Why Is My Teenager Acting This Way?
Recently I was with my teenage daughter, Olivia, at her high school for Parent-Teacher Interviews. As we were walking down the hall, we overheard a mom speaking angrily into her cell phone. She was telling the person on the line all the items they still needed to hand in and how there should be "no excuses!"
After trying hard not to eavesdrop, Olivia and I looked at each other with a sigh of sympathy. We both agreed, poor kid. How was humiliating a kid going to help them get his or her work completed in a more timely manner? I was also feeling empathy for the mother who was clearly feeling angry. It is very frustrating when our children aren't doing what we believe they should be doing. I must admit, when those moments arise in my home, I have had my share of starting into the "mini-lecture" that rarely results in what I want and always creates distance between myself and my child. So what is the solution?
How do we get our teens to want to excel
Olivia and I then went in to meet another one of her teachers. I had already met this teacher before as she taught my older son the previous year. Right away, the teacher (let's call her Ms. C) shared, "I remember you telling me last year that you don't worry about report card grade marks, you just teach and support your kids to develop their learning skills. You said if the learning skills on the report card are strong then the rest often takes care of itself".

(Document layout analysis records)

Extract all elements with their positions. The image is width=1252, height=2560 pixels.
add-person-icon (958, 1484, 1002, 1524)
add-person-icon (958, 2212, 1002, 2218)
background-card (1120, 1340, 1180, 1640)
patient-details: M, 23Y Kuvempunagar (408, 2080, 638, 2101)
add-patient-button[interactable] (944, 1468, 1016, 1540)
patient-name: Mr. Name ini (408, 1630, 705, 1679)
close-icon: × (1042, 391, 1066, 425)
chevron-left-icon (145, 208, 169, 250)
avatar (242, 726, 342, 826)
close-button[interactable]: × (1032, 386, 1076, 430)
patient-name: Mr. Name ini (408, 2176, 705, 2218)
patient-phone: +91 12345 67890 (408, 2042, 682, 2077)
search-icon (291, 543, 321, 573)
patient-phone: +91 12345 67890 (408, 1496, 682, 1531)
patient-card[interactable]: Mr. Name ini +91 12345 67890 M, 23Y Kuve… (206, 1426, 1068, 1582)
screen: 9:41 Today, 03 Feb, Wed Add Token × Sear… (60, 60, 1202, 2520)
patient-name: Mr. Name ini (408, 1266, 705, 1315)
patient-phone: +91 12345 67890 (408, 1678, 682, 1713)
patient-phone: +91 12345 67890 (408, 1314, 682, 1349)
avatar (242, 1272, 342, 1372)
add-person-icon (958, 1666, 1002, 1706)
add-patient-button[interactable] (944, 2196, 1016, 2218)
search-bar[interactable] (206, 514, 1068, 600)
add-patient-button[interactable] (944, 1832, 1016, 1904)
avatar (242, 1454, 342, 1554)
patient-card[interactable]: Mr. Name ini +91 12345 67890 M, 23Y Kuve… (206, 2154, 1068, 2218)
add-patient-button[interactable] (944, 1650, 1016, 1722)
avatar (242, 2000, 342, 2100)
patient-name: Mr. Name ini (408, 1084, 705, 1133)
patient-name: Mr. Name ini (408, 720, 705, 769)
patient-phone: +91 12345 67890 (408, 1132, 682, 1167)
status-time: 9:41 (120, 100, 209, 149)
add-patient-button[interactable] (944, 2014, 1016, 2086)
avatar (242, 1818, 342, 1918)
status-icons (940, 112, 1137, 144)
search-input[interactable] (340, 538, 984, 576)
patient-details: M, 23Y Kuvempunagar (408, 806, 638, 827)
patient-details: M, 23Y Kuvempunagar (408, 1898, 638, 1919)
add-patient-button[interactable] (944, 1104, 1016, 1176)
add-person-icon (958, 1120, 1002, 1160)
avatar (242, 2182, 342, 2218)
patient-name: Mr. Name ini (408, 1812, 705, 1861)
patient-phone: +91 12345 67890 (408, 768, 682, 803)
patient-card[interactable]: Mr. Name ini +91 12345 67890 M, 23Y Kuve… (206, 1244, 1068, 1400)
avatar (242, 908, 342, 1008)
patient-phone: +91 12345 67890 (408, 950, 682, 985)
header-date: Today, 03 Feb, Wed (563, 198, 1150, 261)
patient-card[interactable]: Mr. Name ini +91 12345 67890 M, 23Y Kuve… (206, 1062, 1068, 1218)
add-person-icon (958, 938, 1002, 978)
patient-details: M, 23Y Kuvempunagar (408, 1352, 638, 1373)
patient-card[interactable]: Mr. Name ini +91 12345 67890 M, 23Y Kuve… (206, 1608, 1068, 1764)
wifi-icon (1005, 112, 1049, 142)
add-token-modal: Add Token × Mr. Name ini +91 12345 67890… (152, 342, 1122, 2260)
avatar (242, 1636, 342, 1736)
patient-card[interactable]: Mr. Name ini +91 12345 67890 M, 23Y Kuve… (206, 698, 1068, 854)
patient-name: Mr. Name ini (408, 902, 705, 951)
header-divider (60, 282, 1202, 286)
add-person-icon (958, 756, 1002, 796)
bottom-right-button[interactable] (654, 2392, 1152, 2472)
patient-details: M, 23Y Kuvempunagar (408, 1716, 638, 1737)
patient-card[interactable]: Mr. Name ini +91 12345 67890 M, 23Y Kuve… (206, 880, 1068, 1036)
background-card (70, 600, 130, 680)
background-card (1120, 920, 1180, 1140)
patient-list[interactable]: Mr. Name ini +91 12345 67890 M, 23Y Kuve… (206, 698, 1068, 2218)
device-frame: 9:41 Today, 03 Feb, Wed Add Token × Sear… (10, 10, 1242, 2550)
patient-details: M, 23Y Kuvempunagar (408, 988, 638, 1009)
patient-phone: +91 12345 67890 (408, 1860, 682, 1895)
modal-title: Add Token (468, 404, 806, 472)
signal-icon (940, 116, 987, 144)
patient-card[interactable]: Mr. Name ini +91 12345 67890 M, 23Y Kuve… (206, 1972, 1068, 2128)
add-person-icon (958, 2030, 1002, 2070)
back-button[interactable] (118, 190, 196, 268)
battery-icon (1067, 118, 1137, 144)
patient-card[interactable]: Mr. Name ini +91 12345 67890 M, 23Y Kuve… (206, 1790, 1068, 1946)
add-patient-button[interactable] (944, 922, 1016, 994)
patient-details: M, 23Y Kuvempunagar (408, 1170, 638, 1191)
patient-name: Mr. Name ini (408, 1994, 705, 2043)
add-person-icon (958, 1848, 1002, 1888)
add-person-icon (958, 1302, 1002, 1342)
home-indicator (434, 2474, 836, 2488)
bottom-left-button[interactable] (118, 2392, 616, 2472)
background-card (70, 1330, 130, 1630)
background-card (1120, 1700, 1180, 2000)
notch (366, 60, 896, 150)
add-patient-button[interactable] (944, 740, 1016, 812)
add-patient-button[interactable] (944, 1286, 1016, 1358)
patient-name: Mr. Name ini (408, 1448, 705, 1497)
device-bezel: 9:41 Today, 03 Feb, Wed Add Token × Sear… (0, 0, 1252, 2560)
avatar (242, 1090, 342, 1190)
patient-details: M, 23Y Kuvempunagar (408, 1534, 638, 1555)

■ Work instruction 1: Do these statements agree with the teenager article? (a) The mom in the hall was speaking into her cell phone. (b) Ms. C had taught the writer's older son the previous year. (c) The writer says the "mini-lecture" usually gets the result she wants.
■ Work instruction 2: In the teenager article, what did Ms. C remember the writer saying she doesn't worry about?
■ Work instruction 3: Edit the teenager article: write out everything from "After trying hard" down to "is the solution?", with "sympathy" changed to "compassion".

■ Exercise output 1:
(a) Yes: "we overheard a mom speaking angrily into her cell phone"
(b) Yes: "she taught my older son the previous year"
(c) No: "rarely results in what I want"

■ Exercise output 2: Report card grade marks.

■ Exercise output 3:
After trying hard not to eavesdrop, Olivia and I looked at each other with a sigh of compassion. We both agreed, poor kid. How was humiliating a kid going to help them get his or her work completed in a more timely manner? I was also feeling empathy for the mother who was clearly feeling angry. It is very frustrating when our children aren't doing what we believe they should be doing. I must admit, when those moments arise in my home, I have had my share of starting into the "mini-lecture" that rarely results in what I want and always creates distance between myself and my child. So what is the solution?